Required work —
Output each entry below as it stands, leaving out every picture.

## START

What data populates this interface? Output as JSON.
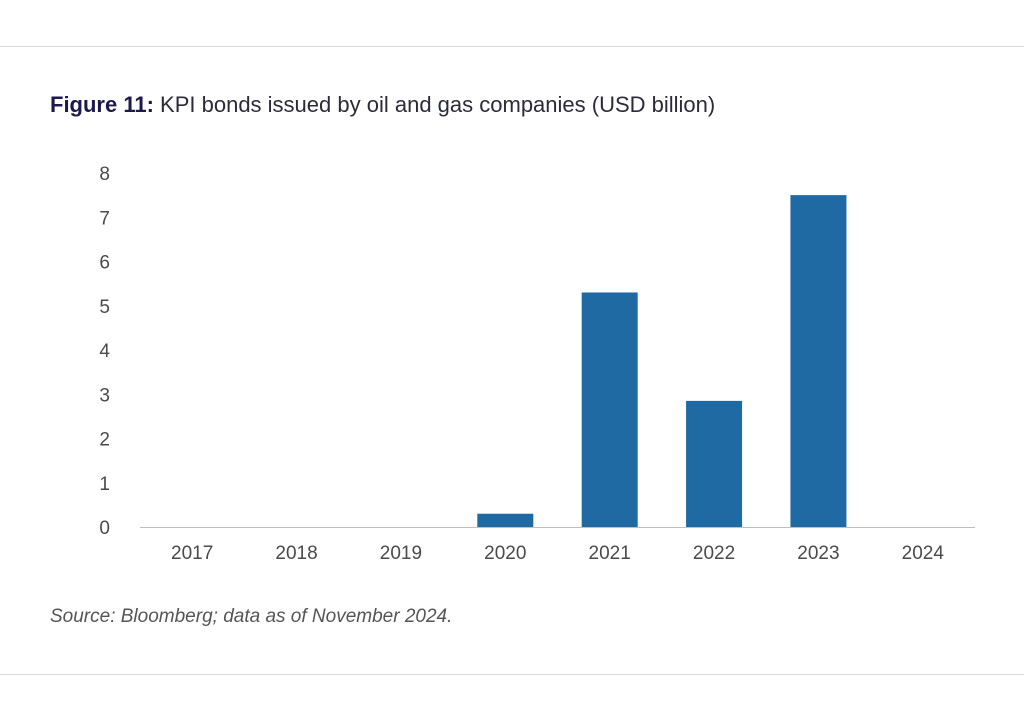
{
  "figure": {
    "label": "Figure 11:",
    "title": "KPI bonds issued by oil and gas companies (USD billion)"
  },
  "source_note": "Source: Bloomberg; data as of November 2024.",
  "colors": {
    "bar": "#1f6aa3",
    "axis": "#bfbfbf",
    "text": "#4a4a4a"
  },
  "chart_data": {
    "type": "bar",
    "title": "KPI bonds issued by oil and gas companies (USD billion)",
    "xlabel": "",
    "ylabel": "",
    "categories": [
      "2017",
      "2018",
      "2019",
      "2020",
      "2021",
      "2022",
      "2023",
      "2024"
    ],
    "values": [
      0,
      0,
      0,
      0.3,
      5.3,
      2.85,
      7.5,
      0
    ],
    "ylim": [
      0,
      8
    ],
    "yticks": [
      0,
      1,
      2,
      3,
      4,
      5,
      6,
      7,
      8
    ],
    "grid": false,
    "legend": "none"
  }
}
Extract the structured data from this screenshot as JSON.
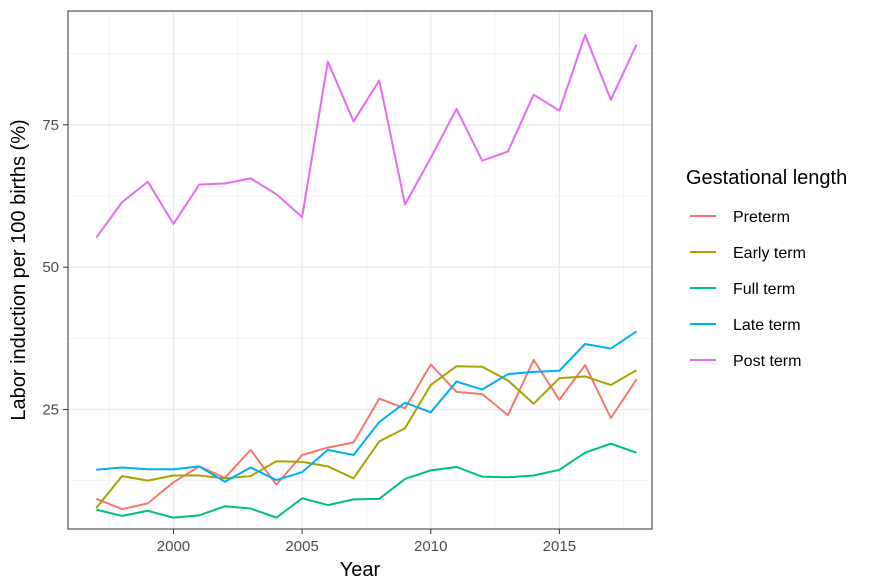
{
  "chart_data": {
    "type": "line",
    "xlabel": "Year",
    "ylabel": "Labor induction per 100 births (%)",
    "xlim": [
      1995.9,
      2018.6
    ],
    "ylim": [
      4.0,
      95.0
    ],
    "xticks": [
      2000,
      2005,
      2010,
      2015
    ],
    "yticks": [
      25,
      50,
      75
    ],
    "grid": true,
    "legend_title": "Gestational length",
    "legend_position": "right",
    "x": [
      1997,
      1998,
      1999,
      2000,
      2001,
      2002,
      2003,
      2004,
      2005,
      2006,
      2007,
      2008,
      2009,
      2010,
      2011,
      2012,
      2013,
      2014,
      2015,
      2016,
      2017,
      2018
    ],
    "series": [
      {
        "name": "Preterm",
        "color": "#F8766D",
        "values": [
          9.3,
          7.5,
          8.5,
          12.2,
          15.0,
          13.0,
          17.9,
          11.8,
          17.0,
          18.3,
          19.2,
          26.9,
          25.2,
          32.9,
          28.1,
          27.7,
          24.0,
          33.7,
          26.7,
          32.8,
          23.5,
          30.3
        ]
      },
      {
        "name": "Early term",
        "color": "#A3A500",
        "values": [
          7.7,
          13.3,
          12.5,
          13.4,
          13.4,
          12.9,
          13.3,
          15.9,
          15.8,
          15.0,
          12.9,
          19.4,
          21.7,
          29.3,
          32.6,
          32.5,
          30.1,
          26.0,
          30.5,
          30.8,
          29.3,
          31.9
        ]
      },
      {
        "name": "Full term",
        "color": "#00BF7D",
        "values": [
          7.4,
          6.3,
          7.2,
          6.0,
          6.4,
          8.0,
          7.6,
          6.0,
          9.4,
          8.2,
          9.2,
          9.3,
          12.8,
          14.3,
          14.9,
          13.2,
          13.1,
          13.4,
          14.4,
          17.4,
          19.0,
          17.4
        ]
      },
      {
        "name": "Late term",
        "color": "#00B0F6",
        "values": [
          14.4,
          14.8,
          14.5,
          14.5,
          15.0,
          12.3,
          14.8,
          12.6,
          14.0,
          17.9,
          17.0,
          22.8,
          26.2,
          24.5,
          29.9,
          28.5,
          31.2,
          31.6,
          31.8,
          36.5,
          35.7,
          38.7
        ]
      },
      {
        "name": "Post term",
        "color": "#E76BF3",
        "values": [
          55.2,
          61.4,
          65.0,
          57.6,
          64.5,
          64.7,
          65.6,
          62.8,
          58.8,
          86.1,
          75.6,
          82.8,
          61.0,
          69.2,
          77.8,
          68.7,
          70.3,
          80.3,
          77.5,
          90.8,
          79.4,
          89.1
        ]
      }
    ]
  }
}
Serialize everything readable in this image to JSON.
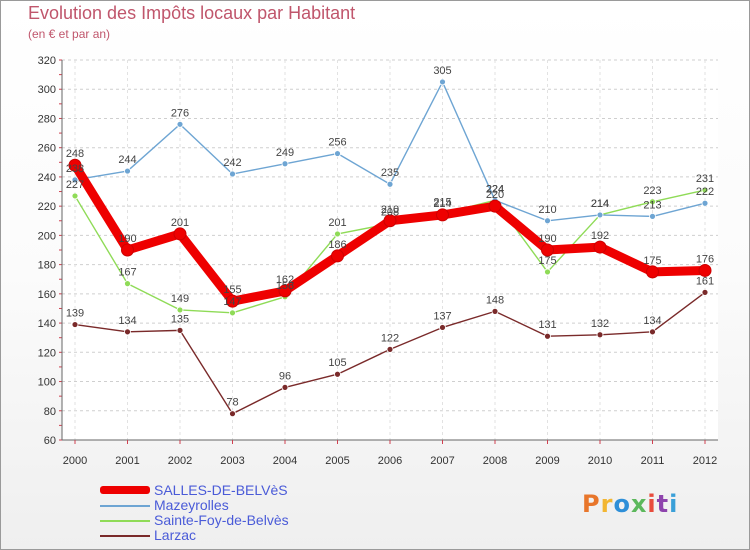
{
  "title": "Evolution des Impôts locaux par Habitant",
  "subtitle": "(en € et par an)",
  "logo_text": "Proxiti",
  "logo_colors": [
    "#e8762b",
    "#f2b632",
    "#2e8fd8",
    "#5cb85c",
    "#e84c3d",
    "#8e44ad",
    "#3aa0d8"
  ],
  "chart_data": {
    "type": "line",
    "title": "Evolution des Impôts locaux par Habitant",
    "subtitle": "(en € et par an)",
    "xlabel": "",
    "ylabel": "",
    "ylim": [
      60,
      320
    ],
    "yticks": [
      60,
      80,
      100,
      120,
      140,
      160,
      180,
      200,
      220,
      240,
      260,
      280,
      300,
      320
    ],
    "categories": [
      "2000",
      "2001",
      "2002",
      "2003",
      "2004",
      "2005",
      "2006",
      "2007",
      "2008",
      "2009",
      "2010",
      "2011",
      "2012"
    ],
    "grid": "horizontal dashed",
    "legend_position": "bottom-left",
    "series": [
      {
        "name": "Larzac",
        "color": "#7a2a2a",
        "values": [
          139,
          134,
          135,
          78,
          96,
          105,
          122,
          137,
          148,
          131,
          132,
          134,
          161
        ],
        "labels": [
          "139",
          "134",
          "135",
          "78",
          "96",
          "105",
          "122",
          "137",
          "148",
          "131",
          "132",
          "134",
          "161"
        ]
      },
      {
        "name": "Sainte-Foy-de-Belvès",
        "color": "#8fdb57",
        "values": [
          227,
          167,
          149,
          147,
          158,
          201,
          208,
          215,
          224,
          175,
          214,
          223,
          231
        ],
        "labels": [
          "227",
          "167",
          "149",
          "147",
          "158",
          "201",
          "208",
          "215",
          "224",
          "175",
          "214",
          "223",
          "231"
        ]
      },
      {
        "name": "Mazeyrolles",
        "color": "#6ea5d3",
        "values": [
          238,
          244,
          276,
          242,
          249,
          256,
          235,
          305,
          224,
          210,
          214,
          213,
          222
        ],
        "labels": [
          "238",
          "244",
          "276",
          "242",
          "249",
          "256",
          "235",
          "305",
          "224",
          "210",
          "214",
          "213",
          "222"
        ]
      },
      {
        "name": "SALLES-DE-BELVèS",
        "color": "#ee0000",
        "values": [
          248,
          190,
          201,
          155,
          162,
          186,
          210,
          214,
          220,
          190,
          192,
          175,
          176
        ],
        "labels": [
          "248",
          "190",
          "201",
          "155",
          "162",
          "186",
          "210",
          "214",
          "220",
          "190",
          "192",
          "175",
          "176"
        ]
      }
    ]
  },
  "legend": [
    {
      "label": "SALLES-DE-BELVèS",
      "color": "#ee0000"
    },
    {
      "label": "Mazeyrolles",
      "color": "#6ea5d3"
    },
    {
      "label": "Sainte-Foy-de-Belvès",
      "color": "#8fdb57"
    },
    {
      "label": "Larzac",
      "color": "#7a2a2a"
    }
  ]
}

## END

Exercise result —
What data populates this interface? Output as JSON.
{
  "figure": {
    "label": "Figure 11:",
    "title": "KPI bonds issued by oil and gas companies (USD billion)"
  },
  "source_note": "Source: Bloomberg; data as of November 2024.",
  "colors": {
    "bar": "#1f6aa3",
    "axis": "#bfbfbf",
    "text": "#4a4a4a"
  },
  "chart_data": {
    "type": "bar",
    "title": "KPI bonds issued by oil and gas companies (USD billion)",
    "xlabel": "",
    "ylabel": "",
    "categories": [
      "2017",
      "2018",
      "2019",
      "2020",
      "2021",
      "2022",
      "2023",
      "2024"
    ],
    "values": [
      0,
      0,
      0,
      0.3,
      5.3,
      2.85,
      7.5,
      0
    ],
    "ylim": [
      0,
      8
    ],
    "yticks": [
      0,
      1,
      2,
      3,
      4,
      5,
      6,
      7,
      8
    ],
    "grid": false,
    "legend": "none"
  }
}
Extract the structured data from this screenshot as JSON.
{
  "chart_data": {
    "type": "line",
    "xlabel": "Year",
    "ylabel": "Labor induction per 100 births (%)",
    "xlim": [
      1995.9,
      2018.6
    ],
    "ylim": [
      4.0,
      95.0
    ],
    "xticks": [
      2000,
      2005,
      2010,
      2015
    ],
    "yticks": [
      25,
      50,
      75
    ],
    "grid": true,
    "legend_title": "Gestational length",
    "legend_position": "right",
    "x": [
      1997,
      1998,
      1999,
      2000,
      2001,
      2002,
      2003,
      2004,
      2005,
      2006,
      2007,
      2008,
      2009,
      2010,
      2011,
      2012,
      2013,
      2014,
      2015,
      2016,
      2017,
      2018
    ],
    "series": [
      {
        "name": "Preterm",
        "color": "#F8766D",
        "values": [
          9.3,
          7.5,
          8.5,
          12.2,
          15.0,
          13.0,
          17.9,
          11.8,
          17.0,
          18.3,
          19.2,
          26.9,
          25.2,
          32.9,
          28.1,
          27.7,
          24.0,
          33.7,
          26.7,
          32.8,
          23.5,
          30.3
        ]
      },
      {
        "name": "Early term",
        "color": "#A3A500",
        "values": [
          7.7,
          13.3,
          12.5,
          13.4,
          13.4,
          12.9,
          13.3,
          15.9,
          15.8,
          15.0,
          12.9,
          19.4,
          21.7,
          29.3,
          32.6,
          32.5,
          30.1,
          26.0,
          30.5,
          30.8,
          29.3,
          31.9
        ]
      },
      {
        "name": "Full term",
        "color": "#00BF7D",
        "values": [
          7.4,
          6.3,
          7.2,
          6.0,
          6.4,
          8.0,
          7.6,
          6.0,
          9.4,
          8.2,
          9.2,
          9.3,
          12.8,
          14.3,
          14.9,
          13.2,
          13.1,
          13.4,
          14.4,
          17.4,
          19.0,
          17.4
        ]
      },
      {
        "name": "Late term",
        "color": "#00B0F6",
        "values": [
          14.4,
          14.8,
          14.5,
          14.5,
          15.0,
          12.3,
          14.8,
          12.6,
          14.0,
          17.9,
          17.0,
          22.8,
          26.2,
          24.5,
          29.9,
          28.5,
          31.2,
          31.6,
          31.8,
          36.5,
          35.7,
          38.7
        ]
      },
      {
        "name": "Post term",
        "color": "#E76BF3",
        "values": [
          55.2,
          61.4,
          65.0,
          57.6,
          64.5,
          64.7,
          65.6,
          62.8,
          58.8,
          86.1,
          75.6,
          82.8,
          61.0,
          69.2,
          77.8,
          68.7,
          70.3,
          80.3,
          77.5,
          90.8,
          79.4,
          89.1
        ]
      }
    ]
  }
}
Serialize everything readable in this image to JSON.
{
  "title": "Evolution des Impôts locaux par Habitant",
  "subtitle": "(en € et par an)",
  "logo_text": "Proxiti",
  "logo_colors": [
    "#e8762b",
    "#f2b632",
    "#2e8fd8",
    "#5cb85c",
    "#e84c3d",
    "#8e44ad",
    "#3aa0d8"
  ],
  "chart_data": {
    "type": "line",
    "title": "Evolution des Impôts locaux par Habitant",
    "subtitle": "(en € et par an)",
    "xlabel": "",
    "ylabel": "",
    "ylim": [
      60,
      320
    ],
    "yticks": [
      60,
      80,
      100,
      120,
      140,
      160,
      180,
      200,
      220,
      240,
      260,
      280,
      300,
      320
    ],
    "categories": [
      "2000",
      "2001",
      "2002",
      "2003",
      "2004",
      "2005",
      "2006",
      "2007",
      "2008",
      "2009",
      "2010",
      "2011",
      "2012"
    ],
    "grid": "horizontal dashed",
    "legend_position": "bottom-left",
    "series": [
      {
        "name": "Larzac",
        "color": "#7a2a2a",
        "values": [
          139,
          134,
          135,
          78,
          96,
          105,
          122,
          137,
          148,
          131,
          132,
          134,
          161
        ],
        "labels": [
          "139",
          "134",
          "135",
          "78",
          "96",
          "105",
          "122",
          "137",
          "148",
          "131",
          "132",
          "134",
          "161"
        ]
      },
      {
        "name": "Sainte-Foy-de-Belvès",
        "color": "#8fdb57",
        "values": [
          227,
          167,
          149,
          147,
          158,
          201,
          208,
          215,
          224,
          175,
          214,
          223,
          231
        ],
        "labels": [
          "227",
          "167",
          "149",
          "147",
          "158",
          "201",
          "208",
          "215",
          "224",
          "175",
          "214",
          "223",
          "231"
        ]
      },
      {
        "name": "Mazeyrolles",
        "color": "#6ea5d3",
        "values": [
          238,
          244,
          276,
          242,
          249,
          256,
          235,
          305,
          224,
          210,
          214,
          213,
          222
        ],
        "labels": [
          "238",
          "244",
          "276",
          "242",
          "249",
          "256",
          "235",
          "305",
          "224",
          "210",
          "214",
          "213",
          "222"
        ]
      },
      {
        "name": "SALLES-DE-BELVèS",
        "color": "#ee0000",
        "values": [
          248,
          190,
          201,
          155,
          162,
          186,
          210,
          214,
          220,
          190,
          192,
          175,
          176
        ],
        "labels": [
          "248",
          "190",
          "201",
          "155",
          "162",
          "186",
          "210",
          "214",
          "220",
          "190",
          "192",
          "175",
          "176"
        ]
      }
    ]
  },
  "legend": [
    {
      "label": "SALLES-DE-BELVèS",
      "color": "#ee0000"
    },
    {
      "label": "Mazeyrolles",
      "color": "#6ea5d3"
    },
    {
      "label": "Sainte-Foy-de-Belvès",
      "color": "#8fdb57"
    },
    {
      "label": "Larzac",
      "color": "#7a2a2a"
    }
  ]
}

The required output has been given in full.